**Data for this task**
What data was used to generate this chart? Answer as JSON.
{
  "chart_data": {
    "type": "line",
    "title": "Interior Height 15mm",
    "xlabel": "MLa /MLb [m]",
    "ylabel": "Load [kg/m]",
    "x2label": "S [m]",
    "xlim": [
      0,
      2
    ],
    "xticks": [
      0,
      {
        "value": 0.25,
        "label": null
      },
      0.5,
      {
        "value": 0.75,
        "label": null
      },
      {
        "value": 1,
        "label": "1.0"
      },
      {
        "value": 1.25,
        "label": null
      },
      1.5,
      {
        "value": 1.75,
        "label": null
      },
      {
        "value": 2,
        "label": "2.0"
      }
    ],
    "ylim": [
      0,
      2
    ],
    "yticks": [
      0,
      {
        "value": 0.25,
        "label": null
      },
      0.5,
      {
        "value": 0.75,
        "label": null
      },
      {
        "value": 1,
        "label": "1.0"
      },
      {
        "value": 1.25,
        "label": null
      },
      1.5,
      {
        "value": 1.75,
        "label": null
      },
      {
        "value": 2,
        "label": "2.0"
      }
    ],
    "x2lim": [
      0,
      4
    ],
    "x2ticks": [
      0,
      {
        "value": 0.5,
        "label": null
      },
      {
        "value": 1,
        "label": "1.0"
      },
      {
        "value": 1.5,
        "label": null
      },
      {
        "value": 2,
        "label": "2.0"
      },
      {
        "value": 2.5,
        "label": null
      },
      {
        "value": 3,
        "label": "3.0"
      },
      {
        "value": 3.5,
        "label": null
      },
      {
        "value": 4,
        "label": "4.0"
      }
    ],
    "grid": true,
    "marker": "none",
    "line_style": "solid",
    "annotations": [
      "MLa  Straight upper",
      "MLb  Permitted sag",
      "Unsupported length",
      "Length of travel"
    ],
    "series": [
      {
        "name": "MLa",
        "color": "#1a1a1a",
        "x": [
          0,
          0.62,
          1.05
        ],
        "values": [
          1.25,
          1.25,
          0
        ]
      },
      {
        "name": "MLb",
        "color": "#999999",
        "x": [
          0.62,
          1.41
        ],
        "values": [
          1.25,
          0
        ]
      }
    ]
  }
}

**Aim of the exercise**
Quote each line above in full, word for word.

**Response for this exercise**
What data was used to generate this chart? Answer as JSON.
{
  "chart_data": {
    "type": "line",
    "title": "Interior Height 15mm",
    "xlabel": "MLa /MLb [m]",
    "ylabel": "Load [kg/m]",
    "x2label": "S [m]",
    "xlim": [
      0,
      2
    ],
    "xticks": [
      0,
      {
        "value": 0.25,
        "label": null
      },
      0.5,
      {
        "value": 0.75,
        "label": null
      },
      {
        "value": 1,
        "label": "1.0"
      },
      {
        "value": 1.25,
        "label": null
      },
      1.5,
      {
        "value": 1.75,
        "label": null
      },
      {
        "value": 2,
        "label": "2.0"
      }
    ],
    "ylim": [
      0,
      2
    ],
    "yticks": [
      0,
      {
        "value": 0.25,
        "label": null
      },
      0.5,
      {
        "value": 0.75,
        "label": null
      },
      {
        "value": 1,
        "label": "1.0"
      },
      {
        "value": 1.25,
        "label": null
      },
      1.5,
      {
        "value": 1.75,
        "label": null
      },
      {
        "value": 2,
        "label": "2.0"
      }
    ],
    "x2lim": [
      0,
      4
    ],
    "x2ticks": [
      0,
      {
        "value": 0.5,
        "label": null
      },
      {
        "value": 1,
        "label": "1.0"
      },
      {
        "value": 1.5,
        "label": null
      },
      {
        "value": 2,
        "label": "2.0"
      },
      {
        "value": 2.5,
        "label": null
      },
      {
        "value": 3,
        "label": "3.0"
      },
      {
        "value": 3.5,
        "label": null
      },
      {
        "value": 4,
        "label": "4.0"
      }
    ],
    "grid": true,
    "marker": "none",
    "line_style": "solid",
    "annotations": [
      "MLa  Straight upper",
      "MLb  Permitted sag",
      "Unsupported length",
      "Length of travel"
    ],
    "series": [
      {
        "name": "MLa",
        "color": "#1a1a1a",
        "x": [
          0,
          0.62,
          1.05
        ],
        "values": [
          1.25,
          1.25,
          0
        ]
      },
      {
        "name": "MLb",
        "color": "#999999",
        "x": [
          0.62,
          1.41
        ],
        "values": [
          1.25,
          0
        ]
      }
    ]
  }
}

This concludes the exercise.